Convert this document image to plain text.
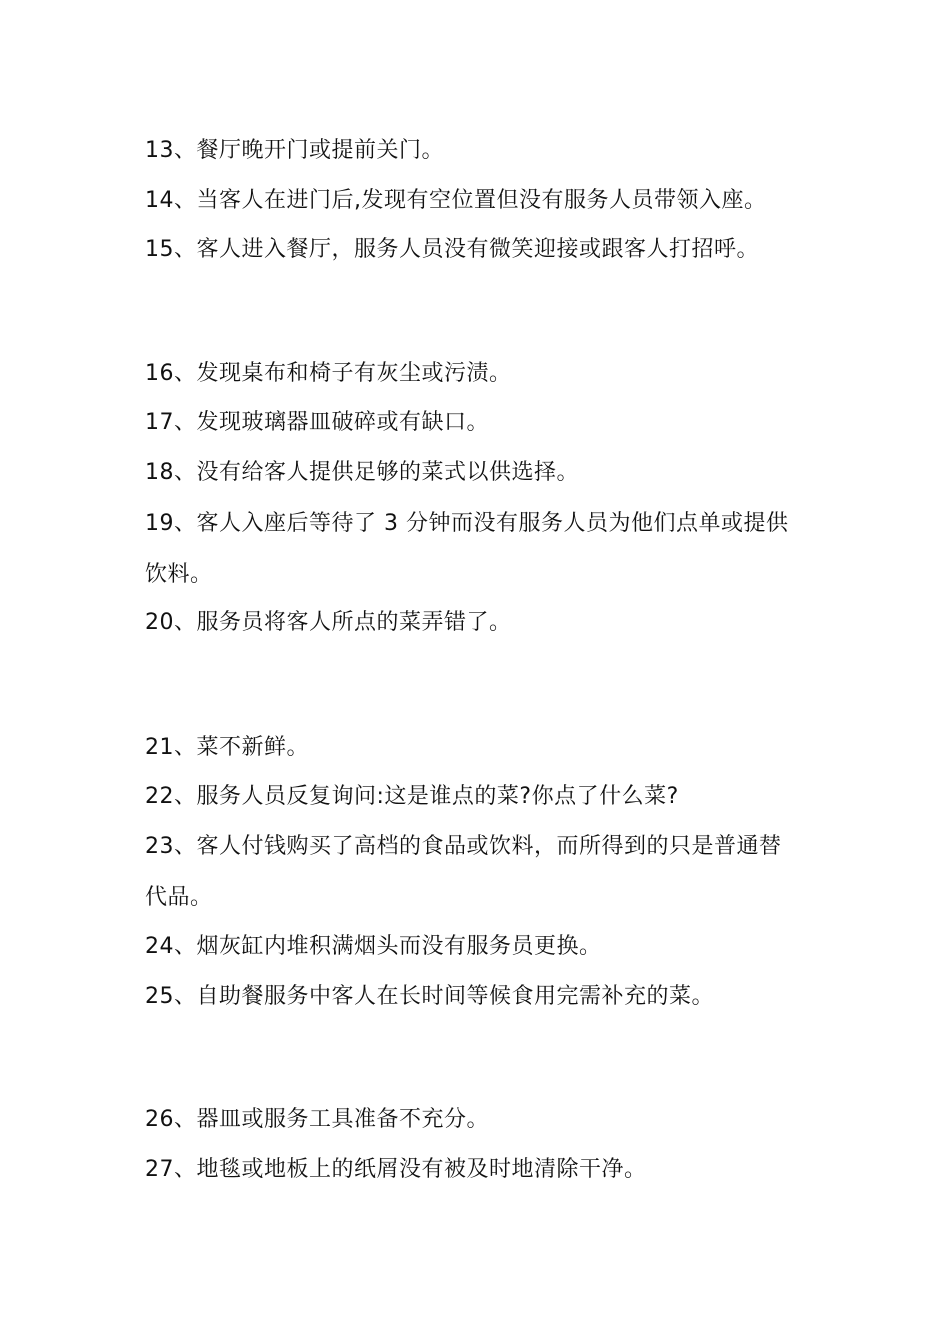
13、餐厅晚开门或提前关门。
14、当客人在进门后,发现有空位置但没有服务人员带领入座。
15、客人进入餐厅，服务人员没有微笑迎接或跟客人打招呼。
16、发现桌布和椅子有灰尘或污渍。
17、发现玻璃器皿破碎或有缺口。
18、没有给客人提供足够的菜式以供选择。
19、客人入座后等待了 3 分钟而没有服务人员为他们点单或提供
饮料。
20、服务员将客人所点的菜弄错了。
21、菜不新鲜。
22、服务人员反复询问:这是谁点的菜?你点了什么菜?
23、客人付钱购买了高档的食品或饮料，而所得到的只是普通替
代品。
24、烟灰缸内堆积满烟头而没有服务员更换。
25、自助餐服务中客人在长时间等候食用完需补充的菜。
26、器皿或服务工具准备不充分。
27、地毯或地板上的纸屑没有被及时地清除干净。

----

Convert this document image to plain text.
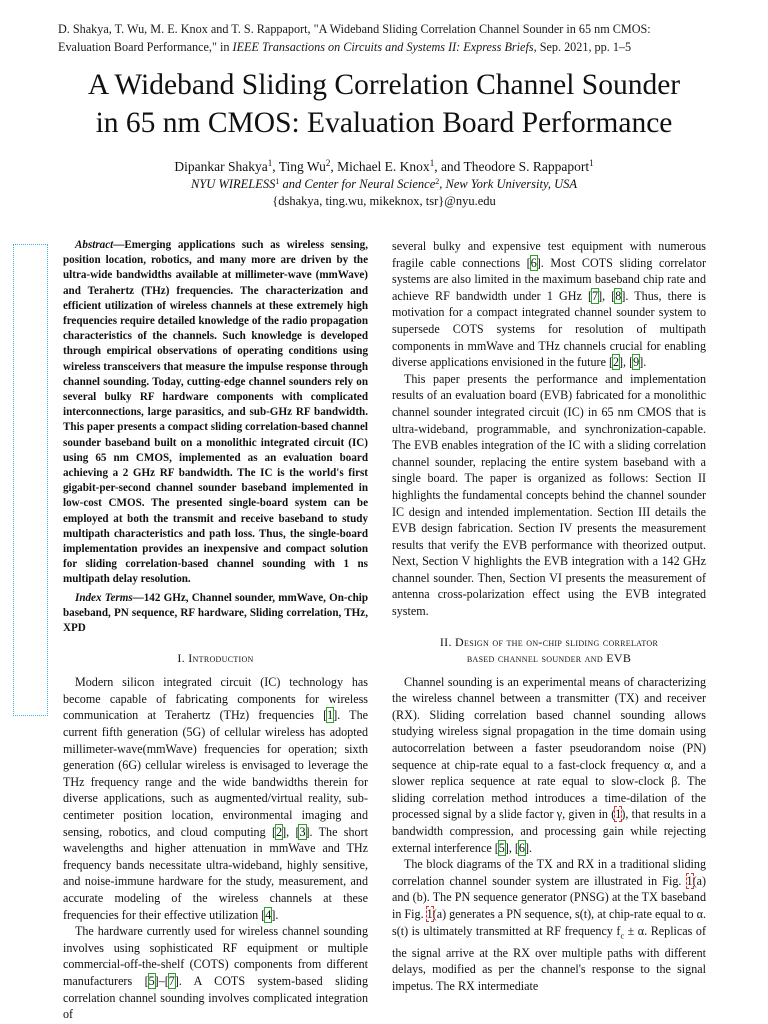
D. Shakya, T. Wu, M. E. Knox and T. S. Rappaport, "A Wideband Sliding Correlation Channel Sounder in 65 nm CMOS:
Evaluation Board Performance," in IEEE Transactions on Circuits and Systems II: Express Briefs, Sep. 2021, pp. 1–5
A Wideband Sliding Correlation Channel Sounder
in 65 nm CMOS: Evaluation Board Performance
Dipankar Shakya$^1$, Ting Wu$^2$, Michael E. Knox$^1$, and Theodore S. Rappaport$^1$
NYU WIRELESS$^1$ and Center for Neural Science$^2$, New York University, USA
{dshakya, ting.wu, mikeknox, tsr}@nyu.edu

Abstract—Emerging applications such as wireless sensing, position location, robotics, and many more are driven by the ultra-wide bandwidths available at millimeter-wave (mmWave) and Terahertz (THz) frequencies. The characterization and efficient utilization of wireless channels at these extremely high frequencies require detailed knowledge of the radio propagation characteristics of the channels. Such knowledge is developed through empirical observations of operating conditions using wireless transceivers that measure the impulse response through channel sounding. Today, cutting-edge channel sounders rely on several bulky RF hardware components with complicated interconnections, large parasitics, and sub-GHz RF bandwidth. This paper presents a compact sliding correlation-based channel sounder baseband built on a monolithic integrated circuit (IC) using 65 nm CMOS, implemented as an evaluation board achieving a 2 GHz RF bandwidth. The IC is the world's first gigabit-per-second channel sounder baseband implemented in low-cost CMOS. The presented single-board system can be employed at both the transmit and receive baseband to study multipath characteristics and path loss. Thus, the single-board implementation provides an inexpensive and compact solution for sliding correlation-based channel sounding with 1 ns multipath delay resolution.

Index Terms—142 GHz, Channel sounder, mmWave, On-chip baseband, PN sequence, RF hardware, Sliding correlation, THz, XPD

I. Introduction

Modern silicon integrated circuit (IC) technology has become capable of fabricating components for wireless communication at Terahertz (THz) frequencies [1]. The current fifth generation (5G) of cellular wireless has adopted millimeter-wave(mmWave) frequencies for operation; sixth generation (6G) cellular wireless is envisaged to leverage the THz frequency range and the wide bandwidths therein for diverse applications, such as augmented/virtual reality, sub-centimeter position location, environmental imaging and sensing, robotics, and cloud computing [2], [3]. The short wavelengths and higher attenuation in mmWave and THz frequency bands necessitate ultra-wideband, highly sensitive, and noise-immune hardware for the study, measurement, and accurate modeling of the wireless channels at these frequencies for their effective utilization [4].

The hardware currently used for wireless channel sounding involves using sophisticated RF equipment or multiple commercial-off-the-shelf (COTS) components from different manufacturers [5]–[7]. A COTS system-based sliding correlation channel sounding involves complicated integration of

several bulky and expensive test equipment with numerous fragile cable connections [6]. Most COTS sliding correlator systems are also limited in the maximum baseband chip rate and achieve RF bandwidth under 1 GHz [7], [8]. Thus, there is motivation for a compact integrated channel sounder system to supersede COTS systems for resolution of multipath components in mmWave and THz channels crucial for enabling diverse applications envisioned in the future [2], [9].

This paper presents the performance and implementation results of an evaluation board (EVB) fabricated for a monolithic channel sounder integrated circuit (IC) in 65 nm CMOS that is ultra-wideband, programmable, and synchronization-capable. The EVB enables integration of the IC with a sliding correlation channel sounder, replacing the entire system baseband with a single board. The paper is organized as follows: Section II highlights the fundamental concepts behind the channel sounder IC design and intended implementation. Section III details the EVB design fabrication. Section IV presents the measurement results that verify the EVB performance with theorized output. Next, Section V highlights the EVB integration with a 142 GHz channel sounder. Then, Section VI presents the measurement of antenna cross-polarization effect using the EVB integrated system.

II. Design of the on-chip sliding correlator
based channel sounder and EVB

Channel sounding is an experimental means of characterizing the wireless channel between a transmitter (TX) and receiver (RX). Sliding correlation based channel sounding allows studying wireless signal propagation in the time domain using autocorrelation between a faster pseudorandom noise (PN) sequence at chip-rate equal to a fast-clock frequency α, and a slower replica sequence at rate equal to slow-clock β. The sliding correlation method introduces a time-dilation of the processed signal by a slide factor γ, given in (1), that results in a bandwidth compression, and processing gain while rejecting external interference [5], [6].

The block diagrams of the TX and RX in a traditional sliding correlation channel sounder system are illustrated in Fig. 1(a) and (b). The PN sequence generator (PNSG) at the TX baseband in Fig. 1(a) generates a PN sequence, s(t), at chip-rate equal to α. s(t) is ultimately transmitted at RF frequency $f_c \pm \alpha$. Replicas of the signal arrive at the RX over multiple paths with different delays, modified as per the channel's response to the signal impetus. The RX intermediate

----

> [EXERCISE OBJECTIVE]: In the lines above, find each one with "signal" and list it.

> [WRITTEN SOLUTION]:
Channel sounding is an experimental means of characterizing the wireless channel between a transmitter (TX) and receiver (RX). Sliding correlation based channel sounding allows studying wireless signal propagation in the time domain using autocorrelation between a faster pseudorandom noise (PN) sequence at chip-rate equal to a fast-clock frequency α, and a slower replica sequence at rate equal to slow-clock β. The sliding correlation method introduces a time-dilation of the processed signal by a slide factor γ, given in (1), that results in a bandwidth compression, and processing gain while rejecting external interference [5], [6].
The block diagrams of the TX and RX in a traditional sliding correlation channel sounder system are illustrated in Fig. 1(a) and (b). The PN sequence generator (PNSG) at the TX baseband in Fig. 1(a) generates a PN sequence, s(t), at chip-rate equal to α. s(t) is ultimately transmitted at RF frequency $f_c \pm \alpha$. Replicas of the signal arrive at the RX over multiple paths with different delays, modified as per the channel's response to the signal impetus. The RX intermediate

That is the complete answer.